### EXTRAIT À LIRE ###

Les points 3 & 4 ont été rejetés, au motif qu’ils risquaient d’introduire un biais confessionnel systématique dans le fonctionnement politique. La critique ne manque pas de sel par rapport aux revendications du printemps, où les chiites (majoritaires) ont cherché à éviter l’écueil du confessionnalisme, que le régime a, de son côté, systématiquement mis en avant pour dénigrer l’opposition en la qualifiant de « sectaire ». Donc, au nom du refus (théoriquement légitime) du confessionnalisme, on refuse des mesures qui risqueraient d’aboutir à une meilleure représentation de la majorité de la population, et on maintient un statu quo de fait confessionnel, puisqu’il garantit la majorité politique automatique à la… minorité sunnite.
Et le gagnant est… le premier ministre en poste depuis 1971 !
2010: le premier ministre Khalifa ben Salman (à droite)

### DONNÉES ENREGISTRÉES ###

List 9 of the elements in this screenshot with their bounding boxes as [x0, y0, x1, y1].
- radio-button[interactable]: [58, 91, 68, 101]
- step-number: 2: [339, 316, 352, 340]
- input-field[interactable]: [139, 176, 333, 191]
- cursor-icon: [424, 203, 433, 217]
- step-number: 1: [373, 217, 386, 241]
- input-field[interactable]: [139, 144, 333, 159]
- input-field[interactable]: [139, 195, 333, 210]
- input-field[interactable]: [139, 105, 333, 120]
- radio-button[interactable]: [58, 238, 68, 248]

###

* _CONSIGNE_:
Recopiez mot pour mot l'intégralité de l'extrait sur le confessionnalisme politique, sans en omettre ni en modifier aucune partie.

* _RÉSULTAT ATTENDU_:
Les points 3 & 4 ont été rejetés, au motif qu’ils risquaient d’introduire un biais confessionnel systématique dans le fonctionnement politique. La critique ne manque pas de sel par rapport aux revendications du printemps, où les chiites (majoritaires) ont cherché à éviter l’écueil du confessionnalisme, que le régime a, de son côté, systématiquement mis en avant pour dénigrer l’opposition en la qualifiant de « sectaire ». Donc, au nom du refus (théoriquement légitime) du confessionnalisme, on refuse des mesures qui risqueraient d’aboutir à une meilleure représentation de la majorité de la population, et on maintient un statu quo de fait confessionnel, puisqu’il garantit la majorité politique automatique à la… minorité sunnite.
Et le gagnant est… le premier ministre en poste depuis 1971 !
2010: le premier ministre Khalifa ben Salman (à droite)